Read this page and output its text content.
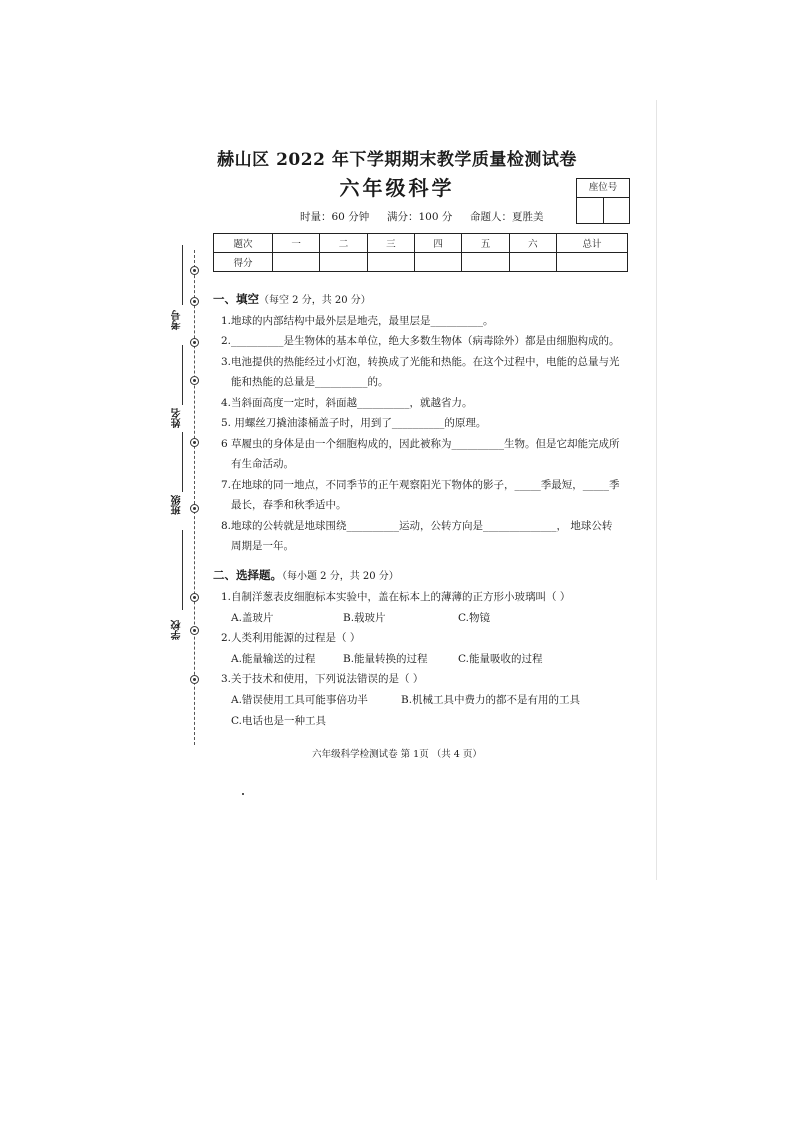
赫山区 2022 年下学期期末教学质量检测试卷
六年级科学
时量：60 分钟 满分：100 分 命题人：夏胜美
座位号
题次	一	二	三	四	五	六	总计
得分							
考号
姓名
班级
学校
一、填空（每空 2 分，共 20 分）
1.地球的内部结构中最外层是地壳，最里层是__________。
2.__________是生物体的基本单位，绝大多数生物体（病毒除外）都是由细胞构成的。
3.电池提供的热能经过小灯泡，转换成了光能和热能。在这个过程中，电能的总量与光
能和热能的总量是__________的。
4.当斜面高度一定时，斜面越__________，就越省力。
5. 用螺丝刀撬油漆桶盖子时，用到了__________的原理。
6 草履虫的身体是由一个细胞构成的，因此被称为__________生物。但是它却能完成所
有生命活动。
7.在地球的同一地点，不同季节的正午观察阳光下物体的影子，_____季最短，_____季
最长，春季和秋季适中。
8.地球的公转就是地球围绕__________运动，公转方向是______________， 地球公转
周期是一年。
二、选择题。（每小题 2 分，共 20 分）
1.自制洋葱表皮细胞标本实验中，盖在标本上的薄薄的正方形小玻璃叫（ ）
A.盖玻片	B.载玻片	C.物镜
2.人类利用能源的过程是（ ）
A.能量输送的过程	B.能量转换的过程	C.能量吸收的过程
3.关于技术和使用，下列说法错误的是（ ）
A.错误使用工具可能事倍功半	B.机械工具中费力的都不是有用的工具
C.电话也是一种工具
六年级科学检测试卷 第 1页 （共 4 页）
_ _ _
Objective: Output, exactly, all the records above; include no pictures.

Exercise answer:
Read this page and output its text content.
赫山区 2022 年下学期期末教学质量检测试卷
六年级科学
时量：60 分钟 满分：100 分 命题人：夏胜美
座位号
题次	一	二	三	四	五	六	总计
得分							
考号
姓名
班级
学校
一、填空（每空 2 分，共 20 分）
1.地球的内部结构中最外层是地壳，最里层是__________。
2.__________是生物体的基本单位，绝大多数生物体（病毒除外）都是由细胞构成的。
3.电池提供的热能经过小灯泡，转换成了光能和热能。在这个过程中，电能的总量与光
能和热能的总量是__________的。
4.当斜面高度一定时，斜面越__________，就越省力。
5. 用螺丝刀撬油漆桶盖子时，用到了__________的原理。
6 草履虫的身体是由一个细胞构成的，因此被称为__________生物。但是它却能完成所
有生命活动。
7.在地球的同一地点，不同季节的正午观察阳光下物体的影子，_____季最短，_____季
最长，春季和秋季适中。
8.地球的公转就是地球围绕__________运动，公转方向是______________， 地球公转
周期是一年。
二、选择题。（每小题 2 分，共 20 分）
1.自制洋葱表皮细胞标本实验中，盖在标本上的薄薄的正方形小玻璃叫（ ）
A.盖玻片	B.载玻片	C.物镜
2.人类利用能源的过程是（ ）
A.能量输送的过程	B.能量转换的过程	C.能量吸收的过程
3.关于技术和使用，下列说法错误的是（ ）
A.错误使用工具可能事倍功半	B.机械工具中费力的都不是有用的工具
C.电话也是一种工具
六年级科学检测试卷 第 1页 （共 4 页）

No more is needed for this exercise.